Given task –
Extract the listing in its entirety, keeping each line identical to the original.

Data listing –

------------------------------

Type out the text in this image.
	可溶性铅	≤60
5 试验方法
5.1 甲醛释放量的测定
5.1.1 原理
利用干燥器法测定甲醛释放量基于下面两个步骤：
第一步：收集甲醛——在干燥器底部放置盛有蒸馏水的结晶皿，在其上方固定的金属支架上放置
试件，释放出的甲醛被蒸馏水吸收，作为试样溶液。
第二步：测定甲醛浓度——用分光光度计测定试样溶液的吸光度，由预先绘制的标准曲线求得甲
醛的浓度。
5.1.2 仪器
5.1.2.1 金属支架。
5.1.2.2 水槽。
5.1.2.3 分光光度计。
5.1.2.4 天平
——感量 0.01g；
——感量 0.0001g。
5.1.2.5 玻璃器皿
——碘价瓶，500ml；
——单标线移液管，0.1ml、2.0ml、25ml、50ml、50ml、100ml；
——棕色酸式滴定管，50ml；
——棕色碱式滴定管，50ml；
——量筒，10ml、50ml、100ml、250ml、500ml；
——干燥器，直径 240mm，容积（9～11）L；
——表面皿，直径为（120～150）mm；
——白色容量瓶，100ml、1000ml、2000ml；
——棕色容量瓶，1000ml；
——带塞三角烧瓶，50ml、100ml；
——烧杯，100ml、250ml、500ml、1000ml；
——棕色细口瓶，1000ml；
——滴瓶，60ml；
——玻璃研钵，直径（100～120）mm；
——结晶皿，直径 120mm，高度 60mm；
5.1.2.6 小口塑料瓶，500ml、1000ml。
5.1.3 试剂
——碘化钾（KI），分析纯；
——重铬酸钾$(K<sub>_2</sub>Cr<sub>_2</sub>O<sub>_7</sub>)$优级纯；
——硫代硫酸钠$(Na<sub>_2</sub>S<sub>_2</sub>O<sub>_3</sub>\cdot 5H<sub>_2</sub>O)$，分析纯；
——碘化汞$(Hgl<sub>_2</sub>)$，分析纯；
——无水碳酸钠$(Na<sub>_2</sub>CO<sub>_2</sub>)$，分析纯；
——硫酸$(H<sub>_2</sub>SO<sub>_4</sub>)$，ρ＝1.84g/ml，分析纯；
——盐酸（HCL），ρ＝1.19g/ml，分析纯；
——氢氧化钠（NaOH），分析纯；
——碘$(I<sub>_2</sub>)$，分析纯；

------------------------------

Solution below –
Type out the text in this image.
	可溶性铅	≤60
5 试验方法
5.1 甲醛释放量的测定
5.1.1 原理
利用干燥器法测定甲醛释放量基于下面两个步骤：
第一步：收集甲醛——在干燥器底部放置盛有蒸馏水的结晶皿，在其上方固定的金属支架上放置
试件，释放出的甲醛被蒸馏水吸收，作为试样溶液。
第二步：测定甲醛浓度——用分光光度计测定试样溶液的吸光度，由预先绘制的标准曲线求得甲
醛的浓度。
5.1.2 仪器
5.1.2.1 金属支架。
5.1.2.2 水槽。
5.1.2.3 分光光度计。
5.1.2.4 天平
——感量 0.01g；
——感量 0.0001g。
5.1.2.5 玻璃器皿
——碘价瓶，500ml；
——单标线移液管，0.1ml、2.0ml、25ml、50ml、50ml、100ml；
——棕色酸式滴定管，50ml；
——棕色碱式滴定管，50ml；
——量筒，10ml、50ml、100ml、250ml、500ml；
——干燥器，直径 240mm，容积（9～11）L；
——表面皿，直径为（120～150）mm；
——白色容量瓶，100ml、1000ml、2000ml；
——棕色容量瓶，1000ml；
——带塞三角烧瓶，50ml、100ml；
——烧杯，100ml、250ml、500ml、1000ml；
——棕色细口瓶，1000ml；
——滴瓶，60ml；
——玻璃研钵，直径（100～120）mm；
——结晶皿，直径 120mm，高度 60mm；
5.1.2.6 小口塑料瓶，500ml、1000ml。
5.1.3 试剂
——碘化钾（KI），分析纯；
——重铬酸钾$(K<sub>_2</sub>Cr<sub>_2</sub>O<sub>_7</sub>)$优级纯；
——硫代硫酸钠$(Na<sub>_2</sub>S<sub>_2</sub>O<sub>_3</sub>\cdot 5H<sub>_2</sub>O)$，分析纯；
——碘化汞$(Hgl<sub>_2</sub>)$，分析纯；
——无水碳酸钠$(Na<sub>_2</sub>CO<sub>_2</sub>)$，分析纯；
——硫酸$(H<sub>_2</sub>SO<sub>_4</sub>)$，ρ＝1.84g/ml，分析纯；
——盐酸（HCL），ρ＝1.19g/ml，分析纯；
——氢氧化钠（NaOH），分析纯；
——碘$(I<sub>_2</sub>)$，分析纯；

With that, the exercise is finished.